▸ Do this
List, from the lines below, each one with "قوله" in it.

▸ Data for processing
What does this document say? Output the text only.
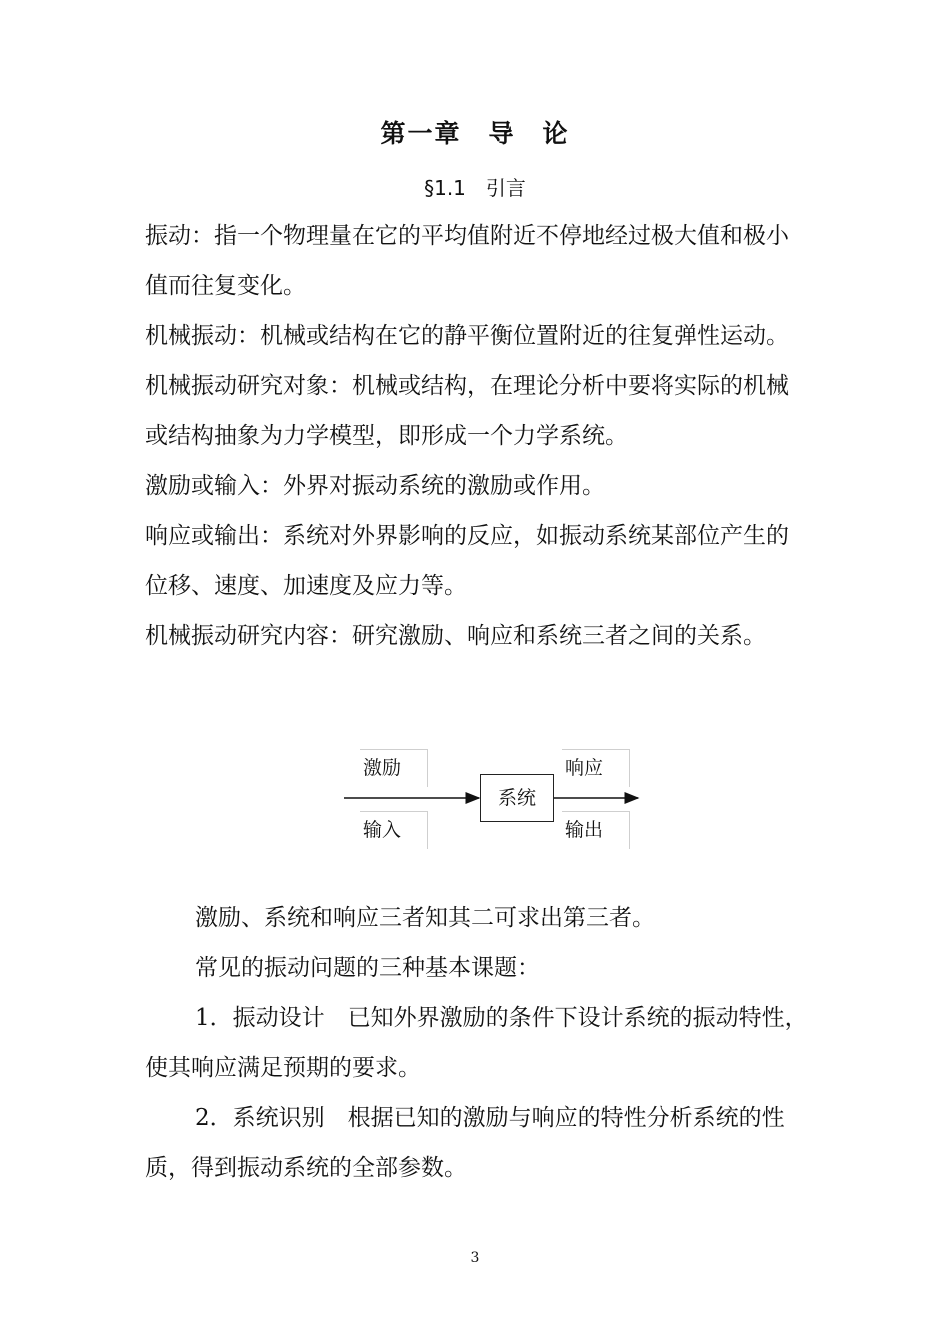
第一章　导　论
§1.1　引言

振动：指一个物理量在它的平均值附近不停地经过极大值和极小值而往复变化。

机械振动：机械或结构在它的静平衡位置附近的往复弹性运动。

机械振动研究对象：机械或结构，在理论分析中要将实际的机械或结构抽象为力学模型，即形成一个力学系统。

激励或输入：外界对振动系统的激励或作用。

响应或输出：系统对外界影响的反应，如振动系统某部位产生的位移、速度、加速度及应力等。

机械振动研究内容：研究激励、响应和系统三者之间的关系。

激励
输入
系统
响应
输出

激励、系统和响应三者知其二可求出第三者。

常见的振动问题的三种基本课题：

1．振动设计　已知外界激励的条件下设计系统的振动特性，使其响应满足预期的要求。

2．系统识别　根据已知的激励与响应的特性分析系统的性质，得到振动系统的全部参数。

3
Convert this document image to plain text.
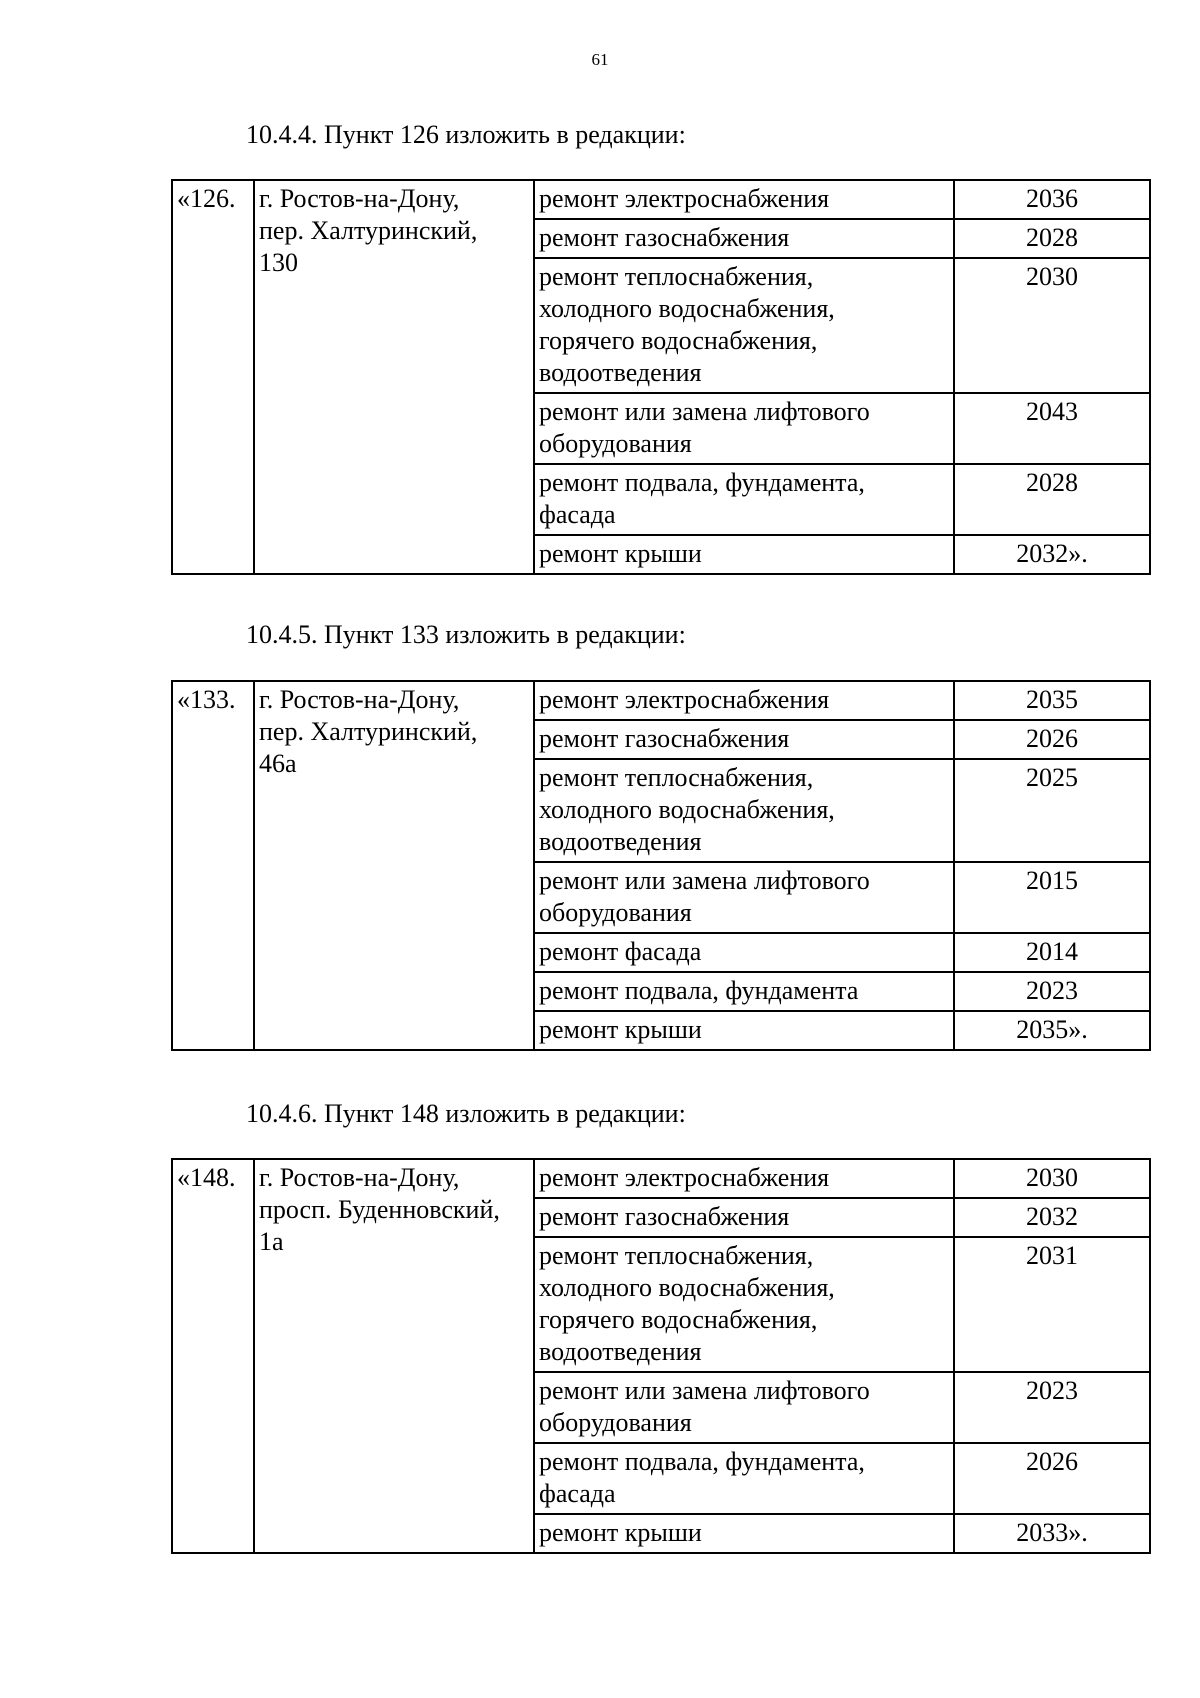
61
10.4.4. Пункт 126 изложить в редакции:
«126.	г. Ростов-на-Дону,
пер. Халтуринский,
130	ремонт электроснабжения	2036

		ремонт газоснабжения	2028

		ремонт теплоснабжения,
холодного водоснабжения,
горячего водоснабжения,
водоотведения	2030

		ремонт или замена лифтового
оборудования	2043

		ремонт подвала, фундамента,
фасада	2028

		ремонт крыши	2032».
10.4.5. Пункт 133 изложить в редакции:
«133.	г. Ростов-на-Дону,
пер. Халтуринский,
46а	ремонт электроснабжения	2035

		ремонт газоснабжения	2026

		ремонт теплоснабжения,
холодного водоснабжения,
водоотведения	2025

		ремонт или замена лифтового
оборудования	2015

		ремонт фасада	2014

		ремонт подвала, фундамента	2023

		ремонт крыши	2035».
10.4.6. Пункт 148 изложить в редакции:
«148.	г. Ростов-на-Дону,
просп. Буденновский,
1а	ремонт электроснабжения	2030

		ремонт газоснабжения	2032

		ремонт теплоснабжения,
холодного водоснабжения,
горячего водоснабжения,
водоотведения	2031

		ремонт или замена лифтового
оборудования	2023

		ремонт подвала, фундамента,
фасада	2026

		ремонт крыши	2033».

==

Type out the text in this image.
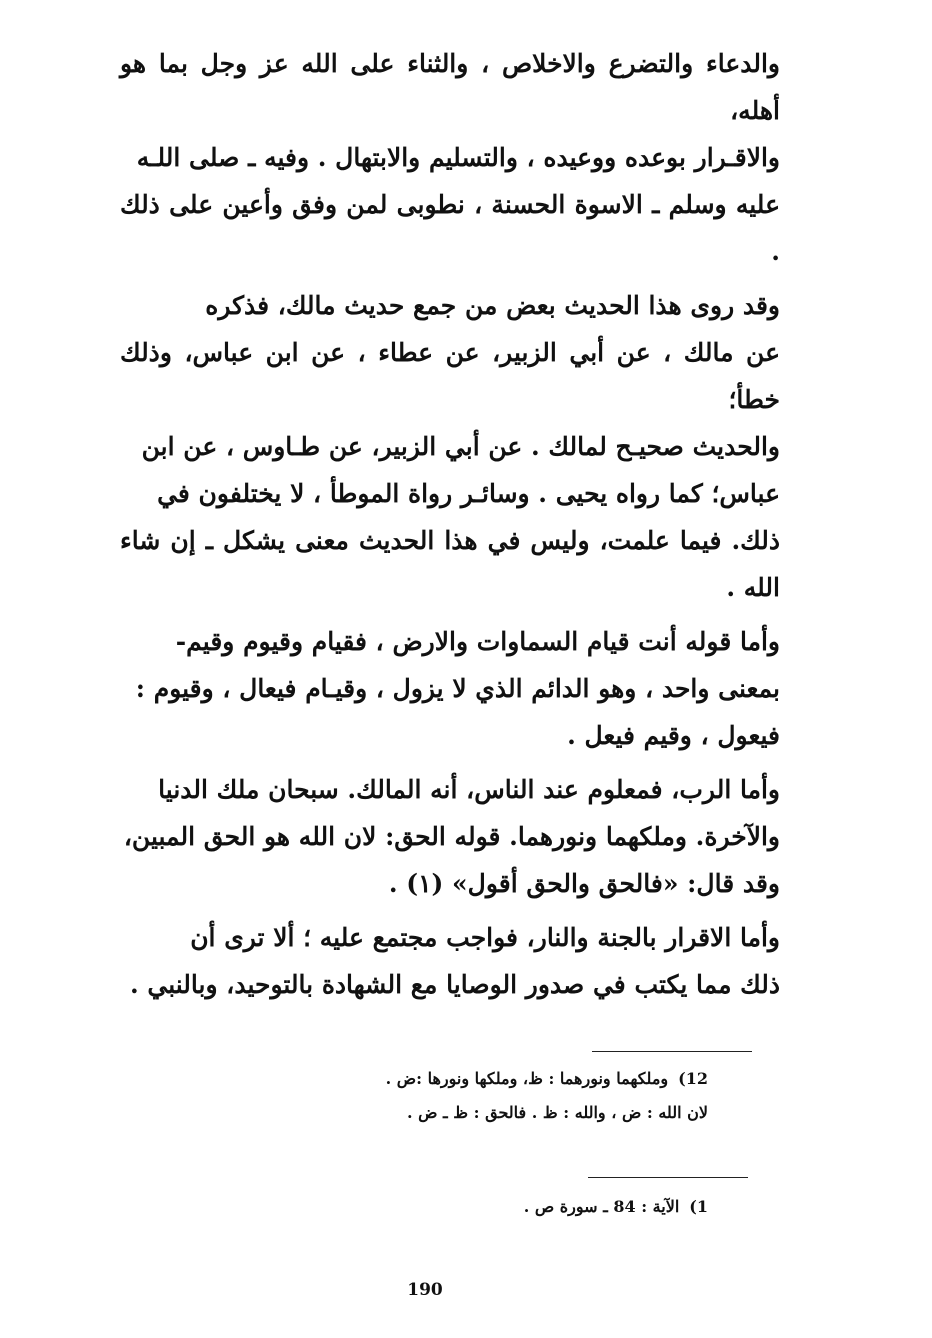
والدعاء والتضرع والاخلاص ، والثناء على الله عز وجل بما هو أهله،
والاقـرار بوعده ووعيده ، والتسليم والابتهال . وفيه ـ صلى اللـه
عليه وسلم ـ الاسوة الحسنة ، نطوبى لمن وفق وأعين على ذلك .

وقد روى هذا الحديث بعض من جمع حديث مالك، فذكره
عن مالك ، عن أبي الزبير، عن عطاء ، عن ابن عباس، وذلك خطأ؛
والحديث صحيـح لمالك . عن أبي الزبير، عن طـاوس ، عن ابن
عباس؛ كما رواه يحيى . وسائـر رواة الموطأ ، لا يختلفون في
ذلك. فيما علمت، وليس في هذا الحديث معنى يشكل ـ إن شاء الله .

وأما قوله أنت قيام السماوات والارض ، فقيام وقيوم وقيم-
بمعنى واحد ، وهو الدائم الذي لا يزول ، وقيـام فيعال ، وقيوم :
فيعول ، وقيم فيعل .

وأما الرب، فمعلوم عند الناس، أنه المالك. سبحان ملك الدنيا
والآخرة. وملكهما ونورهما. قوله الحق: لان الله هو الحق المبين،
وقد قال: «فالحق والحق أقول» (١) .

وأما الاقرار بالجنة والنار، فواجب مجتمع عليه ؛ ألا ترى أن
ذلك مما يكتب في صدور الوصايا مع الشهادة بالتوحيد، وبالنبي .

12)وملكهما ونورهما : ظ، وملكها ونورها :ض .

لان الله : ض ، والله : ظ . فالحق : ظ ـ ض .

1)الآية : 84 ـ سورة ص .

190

▸ Solution to this problem
وأما قوله أنت قيام السماوات والارض ، فقيام وقيوم وقيم-
والآخرة. وملكهما ونورهما. قوله الحق: لان الله هو الحق المبين،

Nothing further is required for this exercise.